→ **EXERCISE**
Return every line of the data that contains the string "eight".

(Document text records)
Segment Open

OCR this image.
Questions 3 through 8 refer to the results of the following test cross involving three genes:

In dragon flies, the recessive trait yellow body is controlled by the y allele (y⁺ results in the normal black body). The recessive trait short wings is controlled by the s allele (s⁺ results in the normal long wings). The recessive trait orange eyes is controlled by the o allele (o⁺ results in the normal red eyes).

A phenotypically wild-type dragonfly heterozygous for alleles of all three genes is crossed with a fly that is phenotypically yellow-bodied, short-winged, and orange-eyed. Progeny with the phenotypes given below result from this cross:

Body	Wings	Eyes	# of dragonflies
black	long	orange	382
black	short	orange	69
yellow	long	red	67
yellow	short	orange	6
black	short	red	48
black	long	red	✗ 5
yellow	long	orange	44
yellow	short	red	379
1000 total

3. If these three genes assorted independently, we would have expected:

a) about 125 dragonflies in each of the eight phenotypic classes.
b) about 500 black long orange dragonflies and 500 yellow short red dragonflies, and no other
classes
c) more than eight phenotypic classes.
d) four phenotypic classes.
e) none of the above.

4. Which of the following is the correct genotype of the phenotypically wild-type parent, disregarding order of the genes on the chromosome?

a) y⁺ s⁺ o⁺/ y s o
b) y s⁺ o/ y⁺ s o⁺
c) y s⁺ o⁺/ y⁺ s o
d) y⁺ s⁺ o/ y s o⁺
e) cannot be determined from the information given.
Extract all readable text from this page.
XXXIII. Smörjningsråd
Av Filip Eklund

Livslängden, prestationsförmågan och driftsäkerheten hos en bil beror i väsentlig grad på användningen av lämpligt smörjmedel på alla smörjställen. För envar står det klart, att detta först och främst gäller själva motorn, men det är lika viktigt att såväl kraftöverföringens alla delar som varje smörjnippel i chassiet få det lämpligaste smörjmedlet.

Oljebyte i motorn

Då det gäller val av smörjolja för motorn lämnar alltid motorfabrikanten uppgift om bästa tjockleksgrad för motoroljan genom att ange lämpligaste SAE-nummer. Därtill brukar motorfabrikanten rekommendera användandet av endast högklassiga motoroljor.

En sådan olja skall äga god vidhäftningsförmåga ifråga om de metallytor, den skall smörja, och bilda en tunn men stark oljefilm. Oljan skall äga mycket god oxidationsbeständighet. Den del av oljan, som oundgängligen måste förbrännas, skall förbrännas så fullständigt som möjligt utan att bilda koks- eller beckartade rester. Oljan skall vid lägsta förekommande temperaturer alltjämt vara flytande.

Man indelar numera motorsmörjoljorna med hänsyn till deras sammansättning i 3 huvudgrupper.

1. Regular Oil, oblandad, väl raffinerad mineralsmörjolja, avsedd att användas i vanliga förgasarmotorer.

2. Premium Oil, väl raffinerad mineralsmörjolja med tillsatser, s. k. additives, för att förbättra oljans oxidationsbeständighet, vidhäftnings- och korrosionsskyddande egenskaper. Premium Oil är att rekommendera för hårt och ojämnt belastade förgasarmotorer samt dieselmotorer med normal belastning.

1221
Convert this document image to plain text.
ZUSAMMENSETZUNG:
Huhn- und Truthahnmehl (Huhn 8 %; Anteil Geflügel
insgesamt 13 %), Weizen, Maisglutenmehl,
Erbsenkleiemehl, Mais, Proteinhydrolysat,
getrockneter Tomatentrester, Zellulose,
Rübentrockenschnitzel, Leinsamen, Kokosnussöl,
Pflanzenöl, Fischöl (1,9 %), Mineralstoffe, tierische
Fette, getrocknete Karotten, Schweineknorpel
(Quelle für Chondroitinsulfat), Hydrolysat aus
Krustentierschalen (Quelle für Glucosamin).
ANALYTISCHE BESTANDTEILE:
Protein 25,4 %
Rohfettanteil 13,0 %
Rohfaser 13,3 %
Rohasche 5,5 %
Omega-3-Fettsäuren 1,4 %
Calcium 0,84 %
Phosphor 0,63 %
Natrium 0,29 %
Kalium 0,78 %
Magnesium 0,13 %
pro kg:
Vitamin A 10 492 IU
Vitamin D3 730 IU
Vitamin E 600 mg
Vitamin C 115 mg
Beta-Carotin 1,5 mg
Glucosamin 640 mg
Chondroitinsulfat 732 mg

Segment Closed

→ **ANSWER TO THIS EXERCISE**
a) about 125 dragonflies in each of the eight phenotypic classes.
c) more than eight phenotypic classes.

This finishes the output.